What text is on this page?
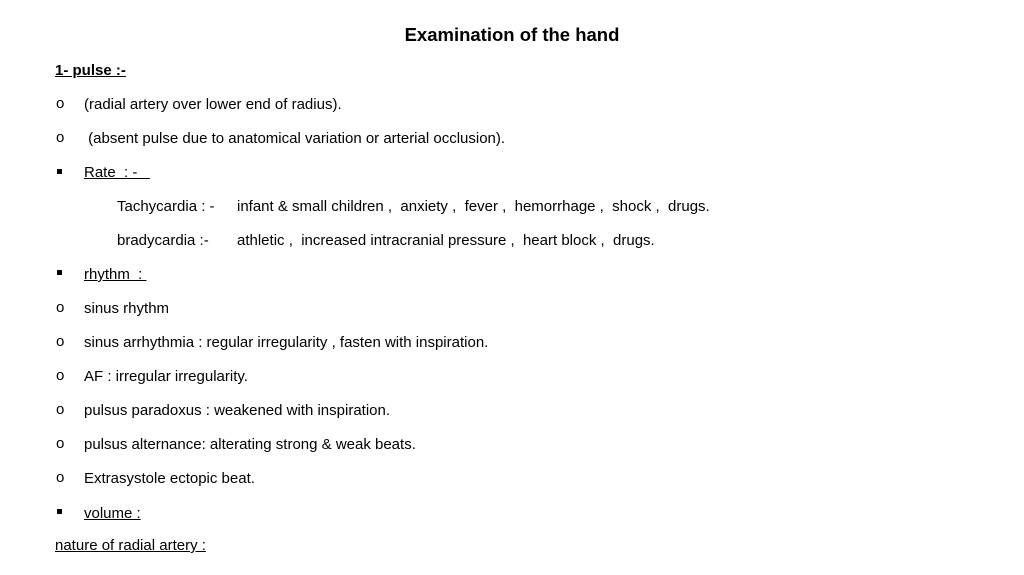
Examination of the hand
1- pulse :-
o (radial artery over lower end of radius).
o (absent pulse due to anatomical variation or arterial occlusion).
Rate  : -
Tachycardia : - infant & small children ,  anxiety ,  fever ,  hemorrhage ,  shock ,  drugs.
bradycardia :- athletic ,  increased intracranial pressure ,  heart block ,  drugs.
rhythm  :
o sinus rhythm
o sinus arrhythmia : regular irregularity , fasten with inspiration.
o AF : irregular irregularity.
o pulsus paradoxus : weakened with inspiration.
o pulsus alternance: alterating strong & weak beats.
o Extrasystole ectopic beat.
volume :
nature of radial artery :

********************

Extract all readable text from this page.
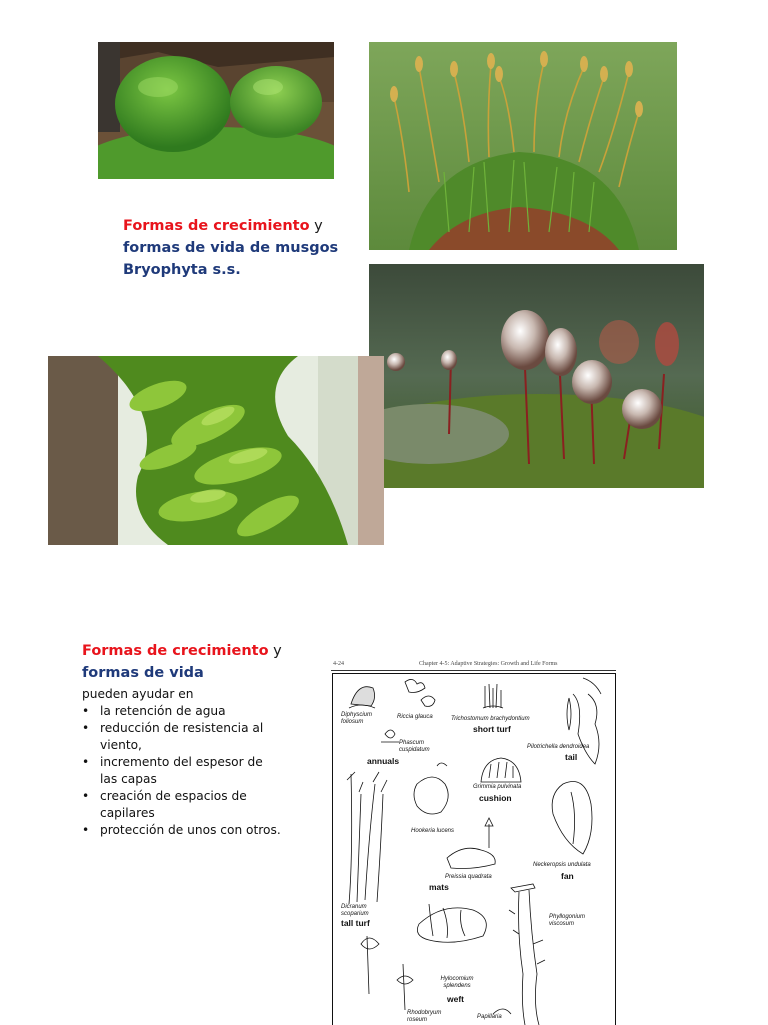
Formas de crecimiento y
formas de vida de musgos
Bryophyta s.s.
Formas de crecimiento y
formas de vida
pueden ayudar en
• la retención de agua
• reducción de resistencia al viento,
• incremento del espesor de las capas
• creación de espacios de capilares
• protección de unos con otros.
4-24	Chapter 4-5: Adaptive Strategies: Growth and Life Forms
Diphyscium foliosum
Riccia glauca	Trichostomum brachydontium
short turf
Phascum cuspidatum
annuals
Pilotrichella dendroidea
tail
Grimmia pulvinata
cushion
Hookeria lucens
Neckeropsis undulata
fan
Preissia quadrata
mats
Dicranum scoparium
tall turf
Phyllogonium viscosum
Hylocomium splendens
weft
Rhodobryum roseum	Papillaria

********************

- What to work on -
From the records above, pull out every line containing the word "with".

- Result of the exercise -
o sinus arrhythmia : regular irregularity , fasten with inspiration.
o pulsus paradoxus : weakened with inspiration.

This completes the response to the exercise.